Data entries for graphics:

□ □ □ □

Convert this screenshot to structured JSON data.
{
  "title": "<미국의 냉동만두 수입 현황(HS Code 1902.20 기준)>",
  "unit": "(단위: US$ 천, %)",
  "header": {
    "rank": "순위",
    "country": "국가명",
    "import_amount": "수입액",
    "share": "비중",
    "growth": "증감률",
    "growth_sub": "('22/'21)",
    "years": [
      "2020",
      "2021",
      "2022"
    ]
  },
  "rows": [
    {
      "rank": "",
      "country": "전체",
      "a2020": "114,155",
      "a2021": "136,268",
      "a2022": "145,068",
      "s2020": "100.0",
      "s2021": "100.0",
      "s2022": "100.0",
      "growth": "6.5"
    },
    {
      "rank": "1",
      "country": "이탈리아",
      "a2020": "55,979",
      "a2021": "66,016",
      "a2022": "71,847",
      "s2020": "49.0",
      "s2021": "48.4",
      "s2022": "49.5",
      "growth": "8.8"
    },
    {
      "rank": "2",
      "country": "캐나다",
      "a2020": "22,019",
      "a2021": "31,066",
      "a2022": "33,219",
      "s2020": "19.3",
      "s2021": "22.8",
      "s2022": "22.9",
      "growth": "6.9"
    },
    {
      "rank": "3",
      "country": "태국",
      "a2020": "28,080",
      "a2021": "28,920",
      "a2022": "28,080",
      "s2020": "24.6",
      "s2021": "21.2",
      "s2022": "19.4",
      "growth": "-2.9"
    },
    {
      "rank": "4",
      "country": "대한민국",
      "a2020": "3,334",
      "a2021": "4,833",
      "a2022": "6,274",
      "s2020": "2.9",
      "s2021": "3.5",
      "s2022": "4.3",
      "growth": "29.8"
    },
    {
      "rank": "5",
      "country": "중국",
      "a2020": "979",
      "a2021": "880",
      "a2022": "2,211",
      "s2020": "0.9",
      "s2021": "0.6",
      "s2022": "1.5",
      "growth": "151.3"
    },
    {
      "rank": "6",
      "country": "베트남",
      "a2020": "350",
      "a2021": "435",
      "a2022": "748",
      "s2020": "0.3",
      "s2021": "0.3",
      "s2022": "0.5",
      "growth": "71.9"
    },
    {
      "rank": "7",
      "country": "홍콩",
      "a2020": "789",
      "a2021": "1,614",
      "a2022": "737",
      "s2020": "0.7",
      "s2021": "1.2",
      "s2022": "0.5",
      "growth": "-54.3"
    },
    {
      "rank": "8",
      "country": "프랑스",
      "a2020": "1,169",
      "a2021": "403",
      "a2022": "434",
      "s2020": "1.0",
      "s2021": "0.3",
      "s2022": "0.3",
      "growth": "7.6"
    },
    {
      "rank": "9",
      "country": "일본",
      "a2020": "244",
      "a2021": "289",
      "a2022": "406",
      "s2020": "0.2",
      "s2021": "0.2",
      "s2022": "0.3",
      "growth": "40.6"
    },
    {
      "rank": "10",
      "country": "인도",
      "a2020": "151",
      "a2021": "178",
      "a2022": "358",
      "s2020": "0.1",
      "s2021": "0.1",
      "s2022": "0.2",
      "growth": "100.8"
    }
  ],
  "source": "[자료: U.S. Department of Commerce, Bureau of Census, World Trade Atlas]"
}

□ □ □ □

[Aim of the exercise]
Give an exact copy of all the data shown above.

[Result]
Convert this screenshot to structured JSON data.
{
  "title": "<미국의 냉동만두 수입 현황(HS Code 1902.20 기준)>",
  "unit": "(단위: US$ 천, %)",
  "header": {
    "rank": "순위",
    "country": "국가명",
    "import_amount": "수입액",
    "share": "비중",
    "growth": "증감률",
    "growth_sub": "('22/'21)",
    "years": [
      "2020",
      "2021",
      "2022"
    ]
  },
  "rows": [
    {
      "rank": "",
      "country": "전체",
      "a2020": "114,155",
      "a2021": "136,268",
      "a2022": "145,068",
      "s2020": "100.0",
      "s2021": "100.0",
      "s2022": "100.0",
      "growth": "6.5"
    },
    {
      "rank": "1",
      "country": "이탈리아",
      "a2020": "55,979",
      "a2021": "66,016",
      "a2022": "71,847",
      "s2020": "49.0",
      "s2021": "48.4",
      "s2022": "49.5",
      "growth": "8.8"
    },
    {
      "rank": "2",
      "country": "캐나다",
      "a2020": "22,019",
      "a2021": "31,066",
      "a2022": "33,219",
      "s2020": "19.3",
      "s2021": "22.8",
      "s2022": "22.9",
      "growth": "6.9"
    },
    {
      "rank": "3",
      "country": "태국",
      "a2020": "28,080",
      "a2021": "28,920",
      "a2022": "28,080",
      "s2020": "24.6",
      "s2021": "21.2",
      "s2022": "19.4",
      "growth": "-2.9"
    },
    {
      "rank": "4",
      "country": "대한민국",
      "a2020": "3,334",
      "a2021": "4,833",
      "a2022": "6,274",
      "s2020": "2.9",
      "s2021": "3.5",
      "s2022": "4.3",
      "growth": "29.8"
    },
    {
      "rank": "5",
      "country": "중국",
      "a2020": "979",
      "a2021": "880",
      "a2022": "2,211",
      "s2020": "0.9",
      "s2021": "0.6",
      "s2022": "1.5",
      "growth": "151.3"
    },
    {
      "rank": "6",
      "country": "베트남",
      "a2020": "350",
      "a2021": "435",
      "a2022": "748",
      "s2020": "0.3",
      "s2021": "0.3",
      "s2022": "0.5",
      "growth": "71.9"
    },
    {
      "rank": "7",
      "country": "홍콩",
      "a2020": "789",
      "a2021": "1,614",
      "a2022": "737",
      "s2020": "0.7",
      "s2021": "1.2",
      "s2022": "0.5",
      "growth": "-54.3"
    },
    {
      "rank": "8",
      "country": "프랑스",
      "a2020": "1,169",
      "a2021": "403",
      "a2022": "434",
      "s2020": "1.0",
      "s2021": "0.3",
      "s2022": "0.3",
      "growth": "7.6"
    },
    {
      "rank": "9",
      "country": "일본",
      "a2020": "244",
      "a2021": "289",
      "a2022": "406",
      "s2020": "0.2",
      "s2021": "0.2",
      "s2022": "0.3",
      "growth": "40.6"
    },
    {
      "rank": "10",
      "country": "인도",
      "a2020": "151",
      "a2021": "178",
      "a2022": "358",
      "s2020": "0.1",
      "s2021": "0.1",
      "s2022": "0.2",
      "growth": "100.8"
    }
  ],
  "source": "[자료: U.S. Department of Commerce, Bureau of Census, World Trade Atlas]"
}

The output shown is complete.